Objective - Copy every record below exactly.

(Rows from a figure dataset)
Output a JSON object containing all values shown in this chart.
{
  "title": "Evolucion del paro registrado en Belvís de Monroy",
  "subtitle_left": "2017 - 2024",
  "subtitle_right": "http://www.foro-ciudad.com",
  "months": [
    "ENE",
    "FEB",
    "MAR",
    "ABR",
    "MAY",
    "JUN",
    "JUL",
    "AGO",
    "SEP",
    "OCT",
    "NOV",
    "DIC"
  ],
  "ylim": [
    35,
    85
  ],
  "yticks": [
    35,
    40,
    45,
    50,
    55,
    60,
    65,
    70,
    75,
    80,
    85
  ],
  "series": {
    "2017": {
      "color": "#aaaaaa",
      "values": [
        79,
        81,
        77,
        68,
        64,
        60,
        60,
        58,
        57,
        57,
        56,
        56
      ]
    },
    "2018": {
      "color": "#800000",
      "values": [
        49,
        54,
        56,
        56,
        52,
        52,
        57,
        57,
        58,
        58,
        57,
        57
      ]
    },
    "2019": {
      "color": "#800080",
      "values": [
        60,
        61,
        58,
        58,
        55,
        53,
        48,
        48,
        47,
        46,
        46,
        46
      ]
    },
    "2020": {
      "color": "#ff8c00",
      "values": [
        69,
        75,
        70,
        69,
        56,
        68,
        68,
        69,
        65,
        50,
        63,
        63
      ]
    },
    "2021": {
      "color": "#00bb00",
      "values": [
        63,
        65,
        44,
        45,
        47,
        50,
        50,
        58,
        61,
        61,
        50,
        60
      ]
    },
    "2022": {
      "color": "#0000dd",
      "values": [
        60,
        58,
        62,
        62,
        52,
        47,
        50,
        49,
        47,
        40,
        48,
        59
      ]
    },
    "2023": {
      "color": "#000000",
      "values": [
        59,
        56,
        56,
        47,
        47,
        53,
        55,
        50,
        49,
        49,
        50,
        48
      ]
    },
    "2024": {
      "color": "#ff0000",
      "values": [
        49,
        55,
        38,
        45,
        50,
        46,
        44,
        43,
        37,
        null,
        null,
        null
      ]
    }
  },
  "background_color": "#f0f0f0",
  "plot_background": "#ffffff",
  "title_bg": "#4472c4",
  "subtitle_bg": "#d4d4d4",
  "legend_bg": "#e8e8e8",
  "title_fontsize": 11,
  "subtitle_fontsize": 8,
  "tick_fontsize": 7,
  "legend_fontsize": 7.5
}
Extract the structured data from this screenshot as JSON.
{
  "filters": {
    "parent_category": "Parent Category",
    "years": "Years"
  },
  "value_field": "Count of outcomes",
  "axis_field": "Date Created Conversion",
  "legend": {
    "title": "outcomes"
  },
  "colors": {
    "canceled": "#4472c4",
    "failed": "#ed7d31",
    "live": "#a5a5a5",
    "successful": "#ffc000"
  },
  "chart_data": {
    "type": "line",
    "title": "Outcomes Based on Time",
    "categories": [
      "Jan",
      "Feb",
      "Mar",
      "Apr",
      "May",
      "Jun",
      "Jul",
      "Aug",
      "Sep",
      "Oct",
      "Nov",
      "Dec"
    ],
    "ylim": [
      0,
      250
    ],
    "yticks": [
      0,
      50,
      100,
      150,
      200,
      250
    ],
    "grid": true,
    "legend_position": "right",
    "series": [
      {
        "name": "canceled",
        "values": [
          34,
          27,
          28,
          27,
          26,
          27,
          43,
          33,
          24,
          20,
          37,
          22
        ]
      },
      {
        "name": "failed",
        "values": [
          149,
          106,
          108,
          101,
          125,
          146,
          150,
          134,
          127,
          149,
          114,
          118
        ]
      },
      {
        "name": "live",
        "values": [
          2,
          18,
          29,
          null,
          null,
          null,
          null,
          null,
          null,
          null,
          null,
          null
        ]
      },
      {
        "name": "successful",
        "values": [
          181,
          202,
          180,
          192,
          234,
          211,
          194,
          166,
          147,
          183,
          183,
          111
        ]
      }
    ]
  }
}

Solution for this task -
Output a JSON object containing all values shown in this chart.
{
  "title": "Evolucion del paro registrado en Belvís de Monroy",
  "subtitle_left": "2017 - 2024",
  "subtitle_right": "http://www.foro-ciudad.com",
  "months": [
    "ENE",
    "FEB",
    "MAR",
    "ABR",
    "MAY",
    "JUN",
    "JUL",
    "AGO",
    "SEP",
    "OCT",
    "NOV",
    "DIC"
  ],
  "ylim": [
    35,
    85
  ],
  "yticks": [
    35,
    40,
    45,
    50,
    55,
    60,
    65,
    70,
    75,
    80,
    85
  ],
  "series": {
    "2017": {
      "color": "#aaaaaa",
      "values": [
        79,
        81,
        77,
        68,
        64,
        60,
        60,
        58,
        57,
        57,
        56,
        56
      ]
    },
    "2018": {
      "color": "#800000",
      "values": [
        49,
        54,
        56,
        56,
        52,
        52,
        57,
        57,
        58,
        58,
        57,
        57
      ]
    },
    "2019": {
      "color": "#800080",
      "values": [
        60,
        61,
        58,
        58,
        55,
        53,
        48,
        48,
        47,
        46,
        46,
        46
      ]
    },
    "2020": {
      "color": "#ff8c00",
      "values": [
        69,
        75,
        70,
        69,
        56,
        68,
        68,
        69,
        65,
        50,
        63,
        63
      ]
    },
    "2021": {
      "color": "#00bb00",
      "values": [
        63,
        65,
        44,
        45,
        47,
        50,
        50,
        58,
        61,
        61,
        50,
        60
      ]
    },
    "2022": {
      "color": "#0000dd",
      "values": [
        60,
        58,
        62,
        62,
        52,
        47,
        50,
        49,
        47,
        40,
        48,
        59
      ]
    },
    "2023": {
      "color": "#000000",
      "values": [
        59,
        56,
        56,
        47,
        47,
        53,
        55,
        50,
        49,
        49,
        50,
        48
      ]
    },
    "2024": {
      "color": "#ff0000",
      "values": [
        49,
        55,
        38,
        45,
        50,
        46,
        44,
        43,
        37,
        null,
        null,
        null
      ]
    }
  },
  "background_color": "#f0f0f0",
  "plot_background": "#ffffff",
  "title_bg": "#4472c4",
  "subtitle_bg": "#d4d4d4",
  "legend_bg": "#e8e8e8",
  "title_fontsize": 11,
  "subtitle_fontsize": 8,
  "tick_fontsize": 7,
  "legend_fontsize": 7.5
}
Extract the structured data from this screenshot as JSON.
{
  "filters": {
    "parent_category": "Parent Category",
    "years": "Years"
  },
  "value_field": "Count of outcomes",
  "axis_field": "Date Created Conversion",
  "legend": {
    "title": "outcomes"
  },
  "colors": {
    "canceled": "#4472c4",
    "failed": "#ed7d31",
    "live": "#a5a5a5",
    "successful": "#ffc000"
  },
  "chart_data": {
    "type": "line",
    "title": "Outcomes Based on Time",
    "categories": [
      "Jan",
      "Feb",
      "Mar",
      "Apr",
      "May",
      "Jun",
      "Jul",
      "Aug",
      "Sep",
      "Oct",
      "Nov",
      "Dec"
    ],
    "ylim": [
      0,
      250
    ],
    "yticks": [
      0,
      50,
      100,
      150,
      200,
      250
    ],
    "grid": true,
    "legend_position": "right",
    "series": [
      {
        "name": "canceled",
        "values": [
          34,
          27,
          28,
          27,
          26,
          27,
          43,
          33,
          24,
          20,
          37,
          22
        ]
      },
      {
        "name": "failed",
        "values": [
          149,
          106,
          108,
          101,
          125,
          146,
          150,
          134,
          127,
          149,
          114,
          118
        ]
      },
      {
        "name": "live",
        "values": [
          2,
          18,
          29,
          null,
          null,
          null,
          null,
          null,
          null,
          null,
          null,
          null
        ]
      },
      {
        "name": "successful",
        "values": [
          181,
          202,
          180,
          192,
          234,
          211,
          194,
          166,
          147,
          183,
          183,
          111
        ]
      }
    ]
  }
}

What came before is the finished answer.